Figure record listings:
______________________________

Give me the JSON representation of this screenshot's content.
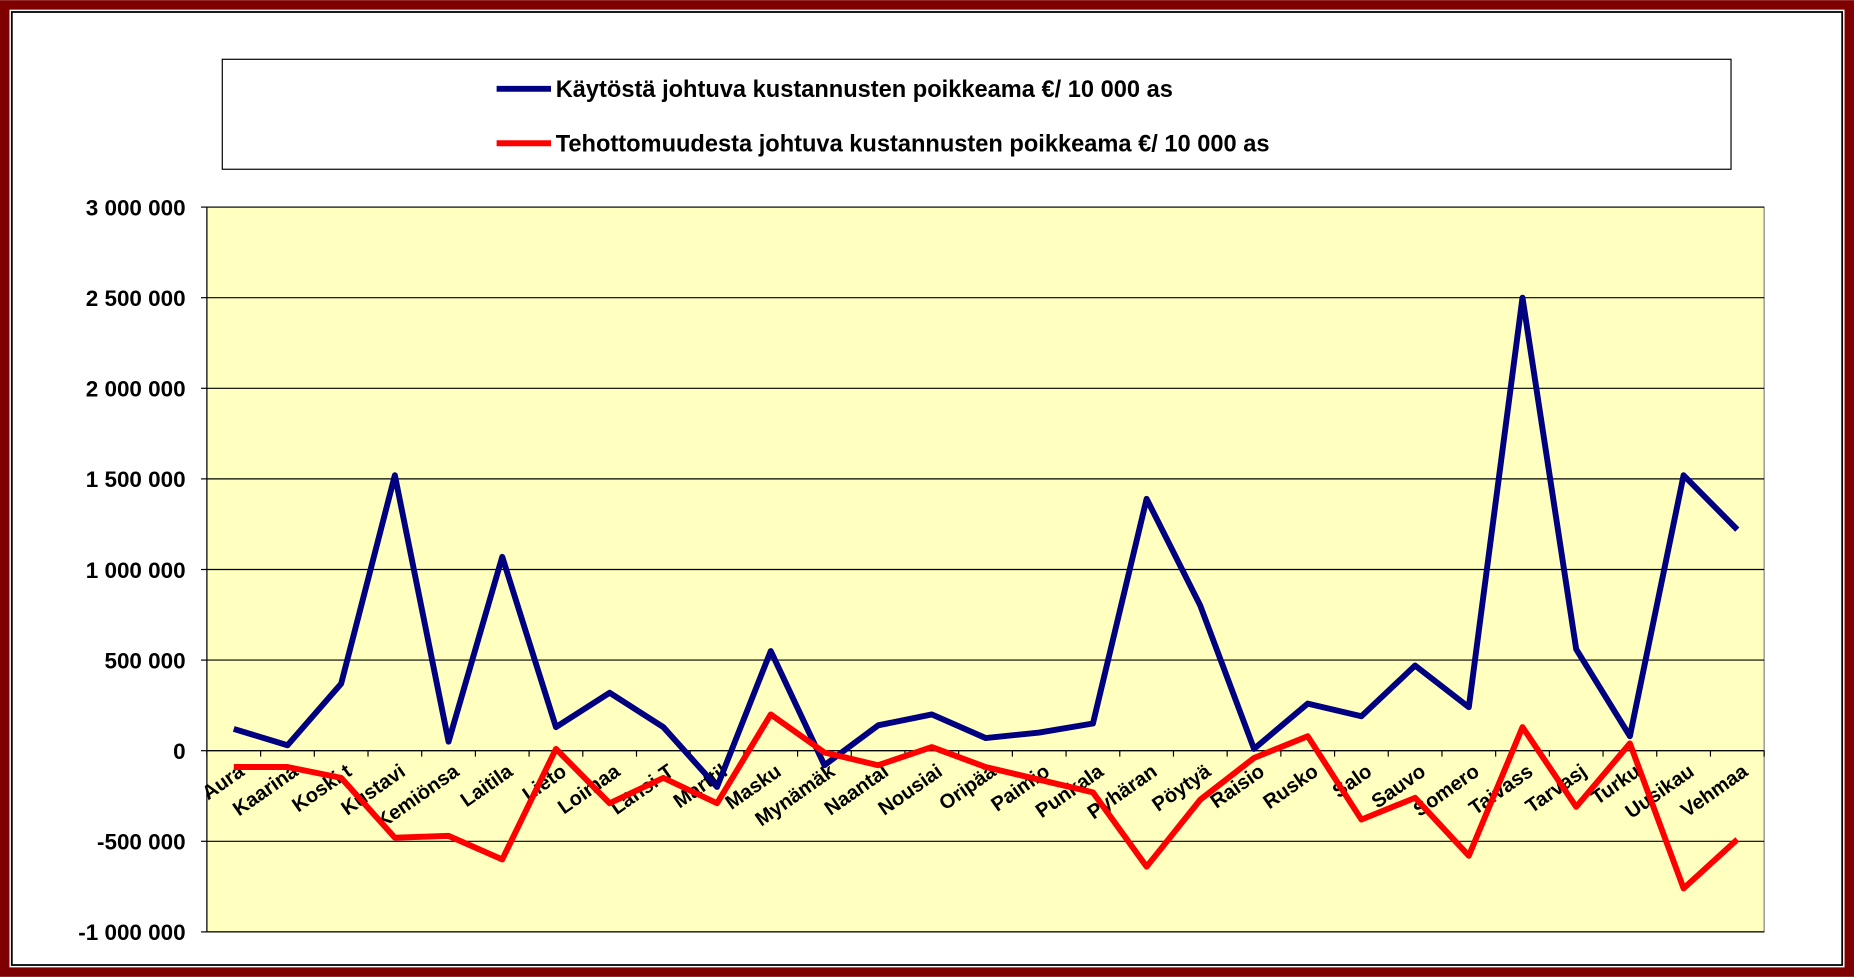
{
  "chart_data": {
    "type": "line",
    "categories": [
      "Aura",
      "Kaarina",
      "Koski t",
      "Kustavi",
      "Kemiönsa",
      "Laitila",
      "Lieto",
      "Loimaa",
      "Länsi-T",
      "Marttil",
      "Masku",
      "Mynämäk",
      "Naantal",
      "Nousiai",
      "Oripää",
      "Paimio",
      "Punkala",
      "Pyhäran",
      "Pöytyä",
      "Raisio",
      "Rusko",
      "Salo",
      "Sauvo",
      "Somero",
      "Taivass",
      "Tarvasj",
      "Turku",
      "Uusikau",
      "Vehmaa"
    ],
    "series": [
      {
        "name": "Käytöstä johtuva kustannusten poikkeama  €/ 10 000 as",
        "color": "#000080",
        "values": [
          120000,
          30000,
          370000,
          1520000,
          50000,
          1070000,
          130000,
          320000,
          130000,
          -200000,
          550000,
          -80000,
          140000,
          200000,
          70000,
          100000,
          150000,
          1390000,
          800000,
          10000,
          260000,
          190000,
          470000,
          240000,
          2500000,
          560000,
          80000,
          1520000,
          1220000
        ]
      },
      {
        "name": "Tehottomuudesta johtuva kustannusten poikkeama  €/ 10 000 as",
        "color": "#ff0000",
        "values": [
          -90000,
          -90000,
          -150000,
          -480000,
          -470000,
          -600000,
          10000,
          -290000,
          -150000,
          -290000,
          200000,
          -10000,
          -80000,
          20000,
          -90000,
          -160000,
          -230000,
          -640000,
          -270000,
          -40000,
          80000,
          -380000,
          -260000,
          -580000,
          130000,
          -310000,
          40000,
          -760000,
          -490000
        ]
      }
    ],
    "ylim": [
      -1000000,
      3000000
    ],
    "yticks": [
      {
        "value": -1000000,
        "label": "-1 000 000"
      },
      {
        "value": -500000,
        "label": "-500 000"
      },
      0,
      {
        "value": 500000,
        "label": "500 000"
      },
      {
        "value": 1000000,
        "label": "1 000 000"
      },
      {
        "value": 1500000,
        "label": "1 500 000"
      },
      {
        "value": 2000000,
        "label": "2 000 000"
      },
      {
        "value": 2500000,
        "label": "2 500 000"
      },
      {
        "value": 3000000,
        "label": "3 000 000"
      }
    ],
    "grid": true,
    "legend": "top",
    "plot_background": "#ffffc0"
  }
}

______________________________

§ Task goal
Pull out each line holding the string "poikkeama".

§ Response to the task
        "name": "Käytöstä johtuva kustannusten poikkeama  €/ 10 000 as",
        "name": "Tehottomuudesta johtuva kustannusten poikkeama  €/ 10 000 as",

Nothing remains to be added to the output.